Records shown:
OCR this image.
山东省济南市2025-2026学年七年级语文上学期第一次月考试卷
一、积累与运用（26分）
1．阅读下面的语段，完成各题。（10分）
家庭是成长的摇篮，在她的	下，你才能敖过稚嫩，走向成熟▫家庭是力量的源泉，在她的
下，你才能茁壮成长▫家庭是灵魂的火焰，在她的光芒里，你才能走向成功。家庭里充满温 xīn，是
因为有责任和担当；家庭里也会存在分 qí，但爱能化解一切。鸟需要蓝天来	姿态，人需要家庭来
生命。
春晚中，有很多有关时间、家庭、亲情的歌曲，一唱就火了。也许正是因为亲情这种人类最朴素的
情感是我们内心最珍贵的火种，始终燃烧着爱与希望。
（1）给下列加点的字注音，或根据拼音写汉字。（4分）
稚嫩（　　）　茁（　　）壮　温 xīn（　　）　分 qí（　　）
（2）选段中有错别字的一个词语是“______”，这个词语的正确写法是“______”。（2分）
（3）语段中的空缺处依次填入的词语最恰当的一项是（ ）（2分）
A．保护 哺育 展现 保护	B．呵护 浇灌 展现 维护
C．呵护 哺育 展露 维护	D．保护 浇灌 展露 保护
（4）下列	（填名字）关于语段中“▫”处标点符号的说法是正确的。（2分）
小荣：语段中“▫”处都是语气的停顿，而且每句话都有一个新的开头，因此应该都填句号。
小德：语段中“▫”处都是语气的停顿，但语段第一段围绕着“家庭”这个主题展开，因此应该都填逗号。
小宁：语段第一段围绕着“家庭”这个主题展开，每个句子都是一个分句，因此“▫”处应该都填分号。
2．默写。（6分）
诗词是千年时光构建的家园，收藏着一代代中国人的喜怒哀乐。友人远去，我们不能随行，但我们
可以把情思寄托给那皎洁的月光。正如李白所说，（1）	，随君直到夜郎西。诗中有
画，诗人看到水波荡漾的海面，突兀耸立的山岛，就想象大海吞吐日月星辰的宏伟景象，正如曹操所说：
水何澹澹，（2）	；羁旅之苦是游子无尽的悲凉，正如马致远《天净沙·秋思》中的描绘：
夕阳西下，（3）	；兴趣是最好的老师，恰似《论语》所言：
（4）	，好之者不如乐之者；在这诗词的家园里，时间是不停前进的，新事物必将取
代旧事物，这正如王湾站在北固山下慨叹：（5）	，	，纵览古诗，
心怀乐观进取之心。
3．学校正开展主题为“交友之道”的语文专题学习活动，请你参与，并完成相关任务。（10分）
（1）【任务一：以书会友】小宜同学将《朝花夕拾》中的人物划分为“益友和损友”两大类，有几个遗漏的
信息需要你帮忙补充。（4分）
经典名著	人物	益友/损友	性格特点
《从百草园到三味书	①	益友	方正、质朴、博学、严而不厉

What is needed: Go through the data and return every record exactly.

Output:
OCR this image.
山东省济南市2025-2026学年七年级语文上学期第一次月考试卷
一、积累与运用（26分）
1．阅读下面的语段，完成各题。（10分）
家庭是成长的摇篮，在她的	下，你才能敖过稚嫩，走向成熟▫家庭是力量的源泉，在她的
下，你才能茁壮成长▫家庭是灵魂的火焰，在她的光芒里，你才能走向成功。家庭里充满温 xīn，是
因为有责任和担当；家庭里也会存在分 qí，但爱能化解一切。鸟需要蓝天来	姿态，人需要家庭来
生命。
春晚中，有很多有关时间、家庭、亲情的歌曲，一唱就火了。也许正是因为亲情这种人类最朴素的
情感是我们内心最珍贵的火种，始终燃烧着爱与希望。
（1）给下列加点的字注音，或根据拼音写汉字。（4分）
稚嫩（　　）　茁（　　）壮　温 xīn（　　）　分 qí（　　）
（2）选段中有错别字的一个词语是“______”，这个词语的正确写法是“______”。（2分）
（3）语段中的空缺处依次填入的词语最恰当的一项是（ ）（2分）
A．保护 哺育 展现 保护	B．呵护 浇灌 展现 维护
C．呵护 哺育 展露 维护	D．保护 浇灌 展露 保护
（4）下列	（填名字）关于语段中“▫”处标点符号的说法是正确的。（2分）
小荣：语段中“▫”处都是语气的停顿，而且每句话都有一个新的开头，因此应该都填句号。
小德：语段中“▫”处都是语气的停顿，但语段第一段围绕着“家庭”这个主题展开，因此应该都填逗号。
小宁：语段第一段围绕着“家庭”这个主题展开，每个句子都是一个分句，因此“▫”处应该都填分号。
2．默写。（6分）
诗词是千年时光构建的家园，收藏着一代代中国人的喜怒哀乐。友人远去，我们不能随行，但我们
可以把情思寄托给那皎洁的月光。正如李白所说，（1）	，随君直到夜郎西。诗中有
画，诗人看到水波荡漾的海面，突兀耸立的山岛，就想象大海吞吐日月星辰的宏伟景象，正如曹操所说：
水何澹澹，（2）	；羁旅之苦是游子无尽的悲凉，正如马致远《天净沙·秋思》中的描绘：
夕阳西下，（3）	；兴趣是最好的老师，恰似《论语》所言：
（4）	，好之者不如乐之者；在这诗词的家园里，时间是不停前进的，新事物必将取
代旧事物，这正如王湾站在北固山下慨叹：（5）	，	，纵览古诗，
心怀乐观进取之心。
3．学校正开展主题为“交友之道”的语文专题学习活动，请你参与，并完成相关任务。（10分）
（1）【任务一：以书会友】小宜同学将《朝花夕拾》中的人物划分为“益友和损友”两大类，有几个遗漏的
信息需要你帮忙补充。（4分）
经典名著	人物	益友/损友	性格特点
《从百草园到三味书	①	益友	方正、质朴、博学、严而不厉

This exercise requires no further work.